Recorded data
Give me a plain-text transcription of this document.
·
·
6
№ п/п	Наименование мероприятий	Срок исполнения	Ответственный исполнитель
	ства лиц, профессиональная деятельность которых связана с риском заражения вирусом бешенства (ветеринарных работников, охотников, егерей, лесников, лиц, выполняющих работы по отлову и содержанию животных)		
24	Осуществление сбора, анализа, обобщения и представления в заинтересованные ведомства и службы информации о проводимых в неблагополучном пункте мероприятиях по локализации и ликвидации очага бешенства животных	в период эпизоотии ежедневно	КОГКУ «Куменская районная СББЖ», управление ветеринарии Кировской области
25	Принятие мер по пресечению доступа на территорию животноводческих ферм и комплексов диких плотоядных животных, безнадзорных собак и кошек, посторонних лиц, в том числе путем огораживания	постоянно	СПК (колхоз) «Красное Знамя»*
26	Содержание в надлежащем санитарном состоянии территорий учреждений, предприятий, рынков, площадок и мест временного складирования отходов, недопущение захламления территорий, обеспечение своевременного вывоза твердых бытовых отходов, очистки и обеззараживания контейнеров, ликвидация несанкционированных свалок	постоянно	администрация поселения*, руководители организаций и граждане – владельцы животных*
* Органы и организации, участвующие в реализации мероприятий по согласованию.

### Objective
Using the material above, report each line where "мероприятий" occurs.

### Finished task
№ п/п	Наименование мероприятий	Срок исполнения	Ответственный исполнитель
* Органы и организации, участвующие в реализации мероприятий по согласованию.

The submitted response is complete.